What you are asked to do: From the entries below, extract every line that includes the word "JSON".

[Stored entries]
----
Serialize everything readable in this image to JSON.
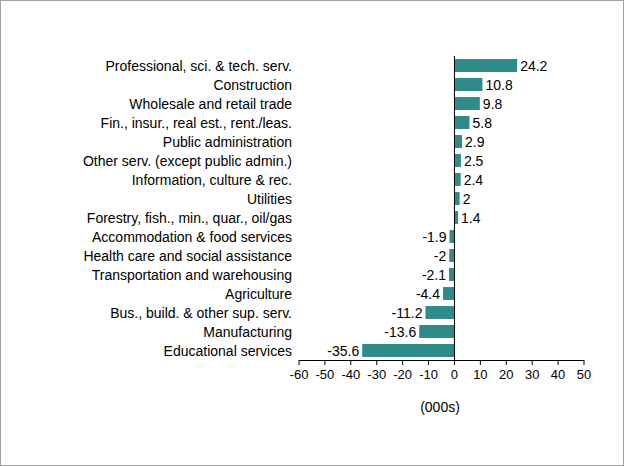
{
  "chart_data": {
    "type": "bar",
    "orientation": "horizontal",
    "categories": [
      "Professional, sci. & tech. serv.",
      "Construction",
      "Wholesale and retail trade",
      "Fin., insur., real est., rent./leas.",
      "Public administration",
      "Other serv. (except public admin.)",
      "Information, culture & rec.",
      "Utilities",
      "Forestry, fish., min., quar., oil/gas",
      "Accommodation & food services",
      "Health care and social assistance",
      "Transportation and warehousing",
      "Agriculture",
      "Bus., build. & other sup. serv.",
      "Manufacturing",
      "Educational services"
    ],
    "values": [
      24.2,
      10.8,
      9.8,
      5.8,
      2.9,
      2.5,
      2.4,
      2.0,
      1.4,
      -1.9,
      -2.0,
      -2.1,
      -4.4,
      -11.2,
      -13.6,
      -35.6
    ],
    "color": "#2e8b87",
    "xlabel": "(000s)",
    "xlim": [
      -60,
      50
    ],
    "xticks": [
      -60,
      -50,
      -40,
      -30,
      -20,
      -10,
      0,
      10,
      20,
      30,
      40,
      50
    ],
    "data_labels": true,
    "grid": false
  }
}
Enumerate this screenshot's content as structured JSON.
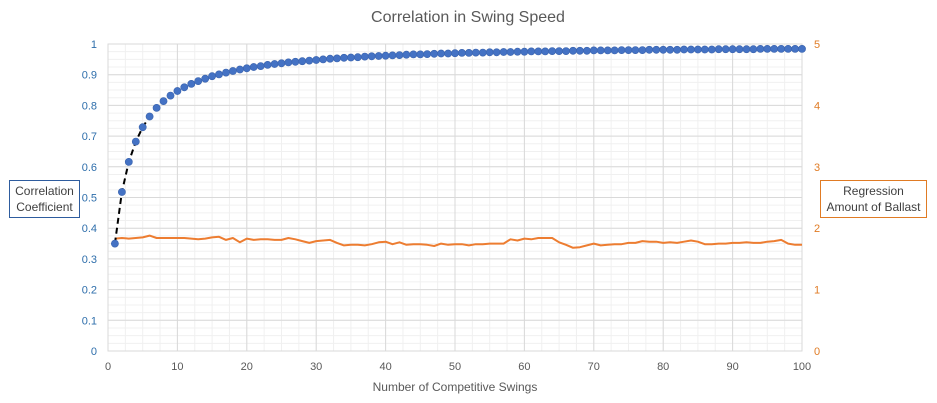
{
  "chart_data": {
    "type": "scatter",
    "title": "Correlation in Swing Speed",
    "xlabel": "Number of Competitive Swings",
    "ylabel": "Correlation Coefficient",
    "y2label": "Regression Amount of Ballast",
    "xlim": [
      0,
      100
    ],
    "ylim": [
      0,
      1
    ],
    "y2lim": [
      0,
      5
    ],
    "x_ticks": [
      "0",
      "10",
      "20",
      "30",
      "40",
      "50",
      "60",
      "70",
      "80",
      "90",
      "100"
    ],
    "y_ticks": [
      "0",
      "0.1",
      "0.2",
      "0.3",
      "0.4",
      "0.5",
      "0.6",
      "0.7",
      "0.8",
      "0.9",
      "1"
    ],
    "y2_ticks": [
      "0",
      "1",
      "2",
      "3",
      "4",
      "5"
    ],
    "grid": true,
    "colors": {
      "correlation": "#4472c4",
      "ballast": "#ed7d31",
      "fit": "#000000"
    },
    "series": [
      {
        "name": "Correlation Coefficient",
        "kind": "scatter",
        "axis": "left",
        "x": [
          1,
          2,
          3,
          4,
          5,
          6,
          7,
          8,
          9,
          10,
          11,
          12,
          13,
          14,
          15,
          16,
          17,
          18,
          19,
          20,
          21,
          22,
          23,
          24,
          25,
          26,
          27,
          28,
          29,
          30,
          31,
          32,
          33,
          34,
          35,
          36,
          37,
          38,
          39,
          40,
          41,
          42,
          43,
          44,
          45,
          46,
          47,
          48,
          49,
          50,
          51,
          52,
          53,
          54,
          55,
          56,
          57,
          58,
          59,
          60,
          61,
          62,
          63,
          64,
          65,
          66,
          67,
          68,
          69,
          70,
          71,
          72,
          73,
          74,
          75,
          76,
          77,
          78,
          79,
          80,
          81,
          82,
          83,
          84,
          85,
          86,
          87,
          88,
          89,
          90,
          91,
          92,
          93,
          94,
          95,
          96,
          97,
          98,
          99,
          100
        ],
        "values": [
          0.35,
          0.518,
          0.616,
          0.682,
          0.729,
          0.764,
          0.792,
          0.814,
          0.832,
          0.847,
          0.859,
          0.87,
          0.879,
          0.887,
          0.895,
          0.901,
          0.907,
          0.912,
          0.917,
          0.921,
          0.925,
          0.928,
          0.932,
          0.935,
          0.937,
          0.94,
          0.942,
          0.944,
          0.946,
          0.948,
          0.95,
          0.952,
          0.953,
          0.955,
          0.956,
          0.957,
          0.959,
          0.96,
          0.961,
          0.962,
          0.963,
          0.964,
          0.965,
          0.966,
          0.966,
          0.967,
          0.968,
          0.969,
          0.969,
          0.97,
          0.971,
          0.971,
          0.972,
          0.972,
          0.973,
          0.973,
          0.974,
          0.974,
          0.975,
          0.975,
          0.976,
          0.976,
          0.976,
          0.977,
          0.977,
          0.977,
          0.978,
          0.978,
          0.978,
          0.979,
          0.979,
          0.979,
          0.979,
          0.98,
          0.98,
          0.98,
          0.98,
          0.981,
          0.981,
          0.981,
          0.981,
          0.981,
          0.982,
          0.982,
          0.982,
          0.982,
          0.982,
          0.983,
          0.983,
          0.983,
          0.983,
          0.983,
          0.983,
          0.984,
          0.984,
          0.984,
          0.984,
          0.984,
          0.984,
          0.984
        ]
      },
      {
        "name": "Fit",
        "kind": "dashed-line",
        "axis": "left",
        "x": [
          1,
          2,
          3,
          4,
          5,
          6
        ],
        "values": [
          0.35,
          0.518,
          0.616,
          0.682,
          0.729,
          0.764
        ]
      },
      {
        "name": "Regression Amount of Ballast",
        "kind": "line",
        "axis": "right",
        "x": [
          1,
          2,
          3,
          4,
          5,
          6,
          7,
          8,
          9,
          10,
          11,
          12,
          13,
          14,
          15,
          16,
          17,
          18,
          19,
          20,
          21,
          22,
          23,
          24,
          25,
          26,
          27,
          28,
          29,
          30,
          31,
          32,
          33,
          34,
          35,
          36,
          37,
          38,
          39,
          40,
          41,
          42,
          43,
          44,
          45,
          46,
          47,
          48,
          49,
          50,
          51,
          52,
          53,
          54,
          55,
          56,
          57,
          58,
          59,
          60,
          61,
          62,
          63,
          64,
          65,
          66,
          67,
          68,
          69,
          70,
          71,
          72,
          73,
          74,
          75,
          76,
          77,
          78,
          79,
          80,
          81,
          82,
          83,
          84,
          85,
          86,
          87,
          88,
          89,
          90,
          91,
          92,
          93,
          94,
          95,
          96,
          97,
          98,
          99,
          100
        ],
        "values": [
          1.83,
          1.84,
          1.83,
          1.84,
          1.85,
          1.88,
          1.84,
          1.84,
          1.84,
          1.84,
          1.84,
          1.83,
          1.82,
          1.83,
          1.85,
          1.86,
          1.81,
          1.84,
          1.77,
          1.83,
          1.81,
          1.82,
          1.82,
          1.81,
          1.81,
          1.84,
          1.82,
          1.79,
          1.76,
          1.79,
          1.8,
          1.81,
          1.76,
          1.72,
          1.73,
          1.73,
          1.72,
          1.74,
          1.77,
          1.78,
          1.74,
          1.77,
          1.73,
          1.74,
          1.74,
          1.73,
          1.71,
          1.75,
          1.73,
          1.74,
          1.74,
          1.72,
          1.74,
          1.74,
          1.75,
          1.75,
          1.75,
          1.82,
          1.8,
          1.83,
          1.82,
          1.84,
          1.84,
          1.84,
          1.77,
          1.73,
          1.68,
          1.69,
          1.72,
          1.75,
          1.72,
          1.73,
          1.74,
          1.74,
          1.76,
          1.76,
          1.79,
          1.78,
          1.78,
          1.76,
          1.77,
          1.76,
          1.78,
          1.8,
          1.78,
          1.74,
          1.74,
          1.75,
          1.75,
          1.76,
          1.76,
          1.77,
          1.76,
          1.76,
          1.78,
          1.79,
          1.81,
          1.75,
          1.73,
          1.73
        ]
      }
    ]
  }
}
----
Correct response:
Serialize everything readable in this image to JSON.
Enumerate this screenshot's content as structured JSON.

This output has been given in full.